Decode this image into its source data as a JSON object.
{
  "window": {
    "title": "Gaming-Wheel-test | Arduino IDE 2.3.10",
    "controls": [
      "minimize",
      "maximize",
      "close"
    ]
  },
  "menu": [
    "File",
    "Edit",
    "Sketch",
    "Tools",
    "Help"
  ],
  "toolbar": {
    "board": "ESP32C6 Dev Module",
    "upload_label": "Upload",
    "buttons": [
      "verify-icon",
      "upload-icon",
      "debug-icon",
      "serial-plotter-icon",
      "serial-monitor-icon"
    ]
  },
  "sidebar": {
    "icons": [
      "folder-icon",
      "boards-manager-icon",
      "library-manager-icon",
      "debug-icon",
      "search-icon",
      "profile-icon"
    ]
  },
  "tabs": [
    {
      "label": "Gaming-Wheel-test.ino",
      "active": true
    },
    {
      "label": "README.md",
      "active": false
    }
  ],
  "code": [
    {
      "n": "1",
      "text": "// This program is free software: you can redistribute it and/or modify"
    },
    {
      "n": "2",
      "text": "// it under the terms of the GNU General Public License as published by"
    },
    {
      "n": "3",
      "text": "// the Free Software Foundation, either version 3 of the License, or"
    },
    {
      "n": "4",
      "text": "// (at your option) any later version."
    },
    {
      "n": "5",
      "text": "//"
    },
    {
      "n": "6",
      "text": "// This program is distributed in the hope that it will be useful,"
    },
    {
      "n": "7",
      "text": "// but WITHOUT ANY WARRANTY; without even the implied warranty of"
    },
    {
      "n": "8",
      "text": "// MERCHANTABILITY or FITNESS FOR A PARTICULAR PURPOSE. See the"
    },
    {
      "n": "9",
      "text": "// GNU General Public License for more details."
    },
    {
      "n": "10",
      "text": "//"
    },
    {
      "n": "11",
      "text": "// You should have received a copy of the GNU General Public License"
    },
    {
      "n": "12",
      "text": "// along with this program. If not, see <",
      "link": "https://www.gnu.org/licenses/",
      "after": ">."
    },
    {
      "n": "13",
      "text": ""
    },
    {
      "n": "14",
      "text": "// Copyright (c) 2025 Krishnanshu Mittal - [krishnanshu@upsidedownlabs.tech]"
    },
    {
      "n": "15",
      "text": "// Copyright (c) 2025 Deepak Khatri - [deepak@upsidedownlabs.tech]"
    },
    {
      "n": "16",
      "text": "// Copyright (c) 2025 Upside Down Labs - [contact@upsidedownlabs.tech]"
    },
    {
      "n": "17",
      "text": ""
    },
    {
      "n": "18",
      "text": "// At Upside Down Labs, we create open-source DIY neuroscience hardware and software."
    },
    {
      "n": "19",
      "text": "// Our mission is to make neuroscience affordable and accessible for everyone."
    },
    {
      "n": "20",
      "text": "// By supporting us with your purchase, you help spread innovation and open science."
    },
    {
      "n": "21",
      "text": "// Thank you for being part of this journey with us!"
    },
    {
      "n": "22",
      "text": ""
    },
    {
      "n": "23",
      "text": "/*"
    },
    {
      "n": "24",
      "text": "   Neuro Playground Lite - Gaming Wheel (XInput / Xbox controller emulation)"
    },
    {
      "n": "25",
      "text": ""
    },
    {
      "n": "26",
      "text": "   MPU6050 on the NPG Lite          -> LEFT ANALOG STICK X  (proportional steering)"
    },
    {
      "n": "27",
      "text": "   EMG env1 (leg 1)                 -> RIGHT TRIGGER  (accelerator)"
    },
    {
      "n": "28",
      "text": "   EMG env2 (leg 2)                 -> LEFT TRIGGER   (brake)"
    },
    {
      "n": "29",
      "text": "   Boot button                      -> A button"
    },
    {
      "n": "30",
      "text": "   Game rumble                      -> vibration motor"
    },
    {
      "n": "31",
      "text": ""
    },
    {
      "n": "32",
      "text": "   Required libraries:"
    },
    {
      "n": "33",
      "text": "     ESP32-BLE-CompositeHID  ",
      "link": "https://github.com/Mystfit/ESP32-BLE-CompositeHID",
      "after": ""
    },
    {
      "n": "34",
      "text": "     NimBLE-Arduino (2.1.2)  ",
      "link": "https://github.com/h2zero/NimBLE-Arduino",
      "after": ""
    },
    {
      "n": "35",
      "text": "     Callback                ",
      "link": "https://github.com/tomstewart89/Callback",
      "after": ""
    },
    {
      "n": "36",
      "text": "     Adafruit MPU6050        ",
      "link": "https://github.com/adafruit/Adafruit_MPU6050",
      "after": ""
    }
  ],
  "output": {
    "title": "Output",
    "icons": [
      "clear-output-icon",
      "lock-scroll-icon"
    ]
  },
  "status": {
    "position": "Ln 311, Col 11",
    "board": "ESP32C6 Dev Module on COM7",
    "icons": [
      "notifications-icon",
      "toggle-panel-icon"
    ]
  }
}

What you have to do — From the data above, pick out each line containing "Callback" and copy it.

Solution to this problem —
      "text": "     Callback                ",
      "link": "https://github.com/tomstewart89/Callback",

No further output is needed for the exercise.